▽
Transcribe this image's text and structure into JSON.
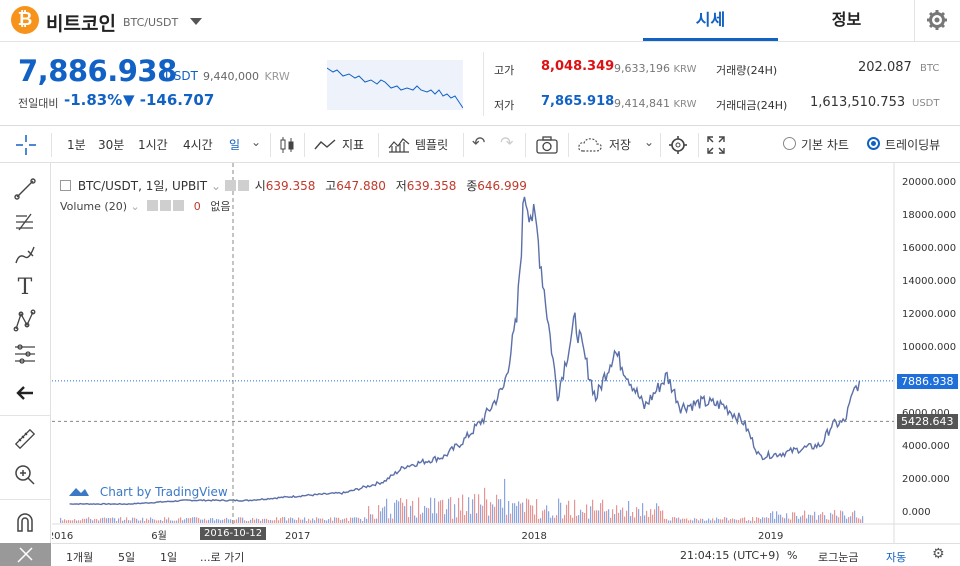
{
  "header": {
    "coin_symbol": "₿",
    "coin_name": "비트코인",
    "pair": "BTC/USDT",
    "tabs": [
      "시세",
      "정보"
    ]
  },
  "price": {
    "current": "7,886.938",
    "unit": "USDT",
    "krw": "9,440,000",
    "krw_unit": "KRW",
    "change_label": "전일대비",
    "change_pct": "-1.83%",
    "change_abs": "▼ -146.707",
    "high_label": "고가",
    "high": "8,048.349",
    "high_krw": "9,633,196",
    "low_label": "저가",
    "low": "7,865.918",
    "low_krw": "9,414,841",
    "krw_unit_small": "KRW",
    "volume_label": "거래량(24H)",
    "volume": "202.087",
    "volume_unit": "BTC",
    "amount_label": "거래대금(24H)",
    "amount": "1,613,510.753",
    "amount_unit": "USDT"
  },
  "toolbar": {
    "intervals": [
      "1분",
      "30분",
      "1시간",
      "4시간",
      "일"
    ],
    "indicators": "지표",
    "templates": "템플릿",
    "save": "저장",
    "basic_chart": "기본 차트",
    "tradingview": "트레이딩뷰"
  },
  "legend": {
    "symbol": "BTC/USDT, 1일, UPBIT",
    "open_label": "시",
    "open": "639.358",
    "high_label": "고",
    "high": "647.880",
    "low_label": "저",
    "low": "639.358",
    "close_label": "종",
    "close": "646.999",
    "volume": "Volume (20)",
    "volume_val": "0",
    "volume_extra": "없음"
  },
  "watermark": "Chart by TradingView",
  "bottom": {
    "ranges": [
      "1개월",
      "5일",
      "1일",
      "...로 가기"
    ],
    "time": "21:04:15 (UTC+9)",
    "percent": "%",
    "log": "로그눈금",
    "auto": "자동"
  },
  "colors": {
    "accent": "#1261c4",
    "up": "#d11",
    "down": "#1261c4"
  },
  "chart_data": {
    "type": "line",
    "title": "BTC/USDT, 1일, UPBIT",
    "y_ticks": [
      "20000.000",
      "18000.000",
      "16000.000",
      "14000.000",
      "12000.000",
      "10000.000",
      "8000.000",
      "6000.000",
      "4000.000",
      "2000.000",
      "0.000"
    ],
    "x_ticks": [
      "2016",
      "6월",
      "2017",
      "2018",
      "2019"
    ],
    "x_highlight": "2016-10-12",
    "ylim": [
      0,
      20000
    ],
    "current_price_label": "7886.938",
    "reference_price_label": "5428.643",
    "current_price": 7886.938,
    "reference_price": 5428.643,
    "x": [
      "2016-01",
      "2016-04",
      "2016-07",
      "2016-10",
      "2017-01",
      "2017-03",
      "2017-05",
      "2017-06",
      "2017-08",
      "2017-09",
      "2017-10",
      "2017-11",
      "2017-12-05",
      "2017-12-17",
      "2018-01-05",
      "2018-02-06",
      "2018-03-05",
      "2018-04-06",
      "2018-05-05",
      "2018-06-20",
      "2018-07-25",
      "2018-08-15",
      "2018-09-20",
      "2018-10-20",
      "2018-11-20",
      "2018-12-15",
      "2019-01-20",
      "2019-02-20",
      "2019-03-20",
      "2019-04-05",
      "2019-04-25",
      "2019-05-10",
      "2019-05-18"
    ],
    "values": [
      430,
      420,
      650,
      640,
      950,
      1100,
      1800,
      2700,
      3300,
      4300,
      5600,
      7500,
      11500,
      19400,
      17000,
      7000,
      11500,
      6800,
      9700,
      6300,
      8200,
      6300,
      6600,
      6400,
      5400,
      3300,
      3500,
      3800,
      4000,
      5200,
      5400,
      7300,
      7887
    ]
  }
}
△
● **Exercise objective**:
Search the listing for the word "UPBIT". Copy every line in which it occurs.

● **Finished answer**:
    "symbol": "BTC/USDT, 1일, UPBIT",
    "title": "BTC/USDT, 1일, UPBIT",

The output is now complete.